= Requirement =
Pick out the lines in the listing below that contain the word "JSON" and copy them.

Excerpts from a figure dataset
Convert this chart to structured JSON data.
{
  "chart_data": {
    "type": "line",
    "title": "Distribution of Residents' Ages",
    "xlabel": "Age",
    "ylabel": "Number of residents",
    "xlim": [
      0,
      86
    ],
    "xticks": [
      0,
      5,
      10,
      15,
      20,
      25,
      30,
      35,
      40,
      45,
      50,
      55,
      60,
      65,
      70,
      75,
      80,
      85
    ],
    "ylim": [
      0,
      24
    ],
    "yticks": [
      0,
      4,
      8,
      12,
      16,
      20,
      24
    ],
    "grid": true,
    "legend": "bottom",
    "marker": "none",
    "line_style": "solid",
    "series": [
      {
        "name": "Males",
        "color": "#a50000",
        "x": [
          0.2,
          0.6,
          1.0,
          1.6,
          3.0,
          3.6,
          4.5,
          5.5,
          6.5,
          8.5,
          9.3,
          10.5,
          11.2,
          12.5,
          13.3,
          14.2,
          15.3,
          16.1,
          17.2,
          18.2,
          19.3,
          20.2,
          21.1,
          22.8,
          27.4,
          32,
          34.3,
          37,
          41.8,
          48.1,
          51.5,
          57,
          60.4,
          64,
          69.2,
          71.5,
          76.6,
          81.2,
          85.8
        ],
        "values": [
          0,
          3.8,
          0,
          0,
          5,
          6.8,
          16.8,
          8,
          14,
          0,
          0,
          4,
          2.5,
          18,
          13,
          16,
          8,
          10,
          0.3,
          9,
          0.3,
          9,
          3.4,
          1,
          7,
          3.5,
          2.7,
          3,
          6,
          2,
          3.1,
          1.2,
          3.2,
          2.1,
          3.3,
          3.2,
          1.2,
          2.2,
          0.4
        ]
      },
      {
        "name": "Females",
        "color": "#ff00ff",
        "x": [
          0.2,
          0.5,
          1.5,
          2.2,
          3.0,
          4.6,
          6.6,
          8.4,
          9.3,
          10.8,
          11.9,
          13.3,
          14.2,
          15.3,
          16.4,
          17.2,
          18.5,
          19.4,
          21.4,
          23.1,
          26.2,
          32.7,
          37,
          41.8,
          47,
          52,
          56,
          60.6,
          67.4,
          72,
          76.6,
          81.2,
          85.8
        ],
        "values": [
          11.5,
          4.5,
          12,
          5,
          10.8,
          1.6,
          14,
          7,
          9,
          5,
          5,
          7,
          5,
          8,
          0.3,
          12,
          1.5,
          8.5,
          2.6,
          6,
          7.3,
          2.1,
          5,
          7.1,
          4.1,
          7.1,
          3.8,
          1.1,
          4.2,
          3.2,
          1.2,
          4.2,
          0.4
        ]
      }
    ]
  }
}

--

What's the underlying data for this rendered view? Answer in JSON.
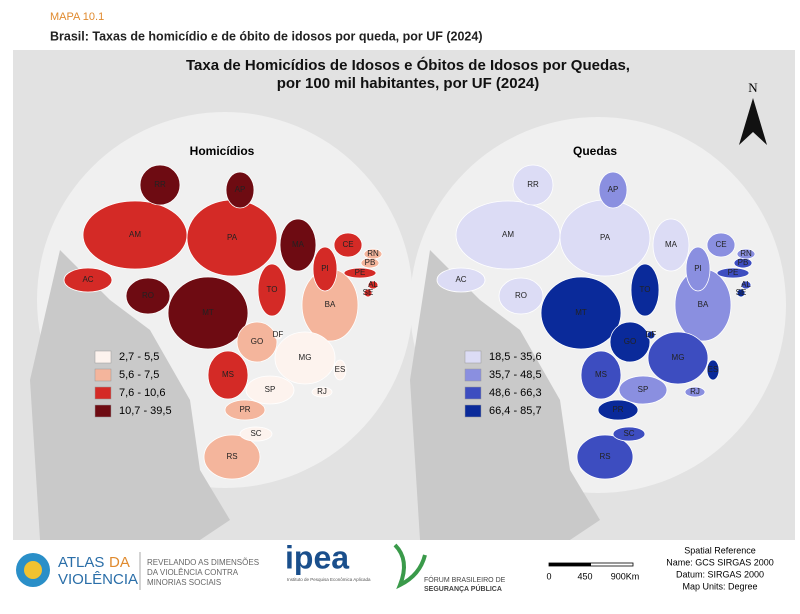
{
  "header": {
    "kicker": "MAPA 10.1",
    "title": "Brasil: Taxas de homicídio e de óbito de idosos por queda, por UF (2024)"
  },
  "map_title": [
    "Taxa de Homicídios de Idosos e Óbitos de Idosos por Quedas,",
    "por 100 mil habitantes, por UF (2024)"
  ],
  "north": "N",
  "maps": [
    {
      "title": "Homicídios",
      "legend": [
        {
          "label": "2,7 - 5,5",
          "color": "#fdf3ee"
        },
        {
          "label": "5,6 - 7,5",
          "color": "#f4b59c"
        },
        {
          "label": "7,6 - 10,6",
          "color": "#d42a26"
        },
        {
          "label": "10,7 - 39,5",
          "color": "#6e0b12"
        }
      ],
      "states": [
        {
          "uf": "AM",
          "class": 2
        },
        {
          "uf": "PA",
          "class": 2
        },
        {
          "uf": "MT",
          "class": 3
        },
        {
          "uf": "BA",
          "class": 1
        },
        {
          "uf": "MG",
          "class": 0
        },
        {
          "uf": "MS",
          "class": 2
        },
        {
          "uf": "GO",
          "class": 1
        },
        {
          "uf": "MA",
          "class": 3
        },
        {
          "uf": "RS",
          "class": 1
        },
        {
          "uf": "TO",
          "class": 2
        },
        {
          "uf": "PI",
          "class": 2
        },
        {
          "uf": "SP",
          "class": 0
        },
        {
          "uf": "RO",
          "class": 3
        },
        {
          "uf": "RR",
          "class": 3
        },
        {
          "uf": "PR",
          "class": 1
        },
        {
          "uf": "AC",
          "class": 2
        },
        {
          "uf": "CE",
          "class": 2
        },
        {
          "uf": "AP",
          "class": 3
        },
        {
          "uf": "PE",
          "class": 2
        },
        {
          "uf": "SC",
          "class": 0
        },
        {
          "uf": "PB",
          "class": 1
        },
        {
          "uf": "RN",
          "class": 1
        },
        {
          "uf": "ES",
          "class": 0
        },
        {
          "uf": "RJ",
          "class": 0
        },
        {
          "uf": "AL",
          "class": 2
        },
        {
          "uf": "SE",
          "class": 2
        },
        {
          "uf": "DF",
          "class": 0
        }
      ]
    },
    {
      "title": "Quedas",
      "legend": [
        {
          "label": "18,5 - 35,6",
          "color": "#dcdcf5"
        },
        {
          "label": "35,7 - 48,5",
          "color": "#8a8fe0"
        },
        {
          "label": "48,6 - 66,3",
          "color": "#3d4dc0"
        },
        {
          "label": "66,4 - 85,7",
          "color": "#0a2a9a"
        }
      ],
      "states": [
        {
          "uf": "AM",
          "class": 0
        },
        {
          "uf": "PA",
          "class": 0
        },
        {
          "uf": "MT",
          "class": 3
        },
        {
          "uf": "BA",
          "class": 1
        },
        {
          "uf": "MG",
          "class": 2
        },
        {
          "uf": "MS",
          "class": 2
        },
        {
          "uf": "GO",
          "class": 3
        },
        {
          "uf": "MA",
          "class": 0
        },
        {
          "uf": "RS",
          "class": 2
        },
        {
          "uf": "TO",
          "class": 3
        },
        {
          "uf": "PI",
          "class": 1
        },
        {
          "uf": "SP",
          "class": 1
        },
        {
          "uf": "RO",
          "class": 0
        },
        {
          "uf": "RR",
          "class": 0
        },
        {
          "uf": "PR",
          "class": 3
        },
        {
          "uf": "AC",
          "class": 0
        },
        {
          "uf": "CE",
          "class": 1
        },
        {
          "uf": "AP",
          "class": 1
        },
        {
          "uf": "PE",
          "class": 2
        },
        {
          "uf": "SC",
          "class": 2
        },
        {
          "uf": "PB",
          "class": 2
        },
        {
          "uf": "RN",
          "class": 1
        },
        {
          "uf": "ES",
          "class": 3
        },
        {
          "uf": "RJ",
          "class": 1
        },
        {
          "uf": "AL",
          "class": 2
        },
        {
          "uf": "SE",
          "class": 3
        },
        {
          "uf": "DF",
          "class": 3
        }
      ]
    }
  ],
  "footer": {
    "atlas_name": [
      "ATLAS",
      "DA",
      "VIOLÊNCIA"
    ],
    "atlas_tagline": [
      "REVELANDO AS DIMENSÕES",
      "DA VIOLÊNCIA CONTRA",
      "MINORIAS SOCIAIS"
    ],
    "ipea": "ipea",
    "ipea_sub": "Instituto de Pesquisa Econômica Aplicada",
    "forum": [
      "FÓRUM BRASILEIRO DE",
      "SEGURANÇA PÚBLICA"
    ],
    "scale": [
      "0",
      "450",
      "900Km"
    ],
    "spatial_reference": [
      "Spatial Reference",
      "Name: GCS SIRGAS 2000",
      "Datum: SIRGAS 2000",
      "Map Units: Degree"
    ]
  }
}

= Complete output =
Convert this chart to structured JSON data.
What's the underlying data for this rendered view? Answer in JSON.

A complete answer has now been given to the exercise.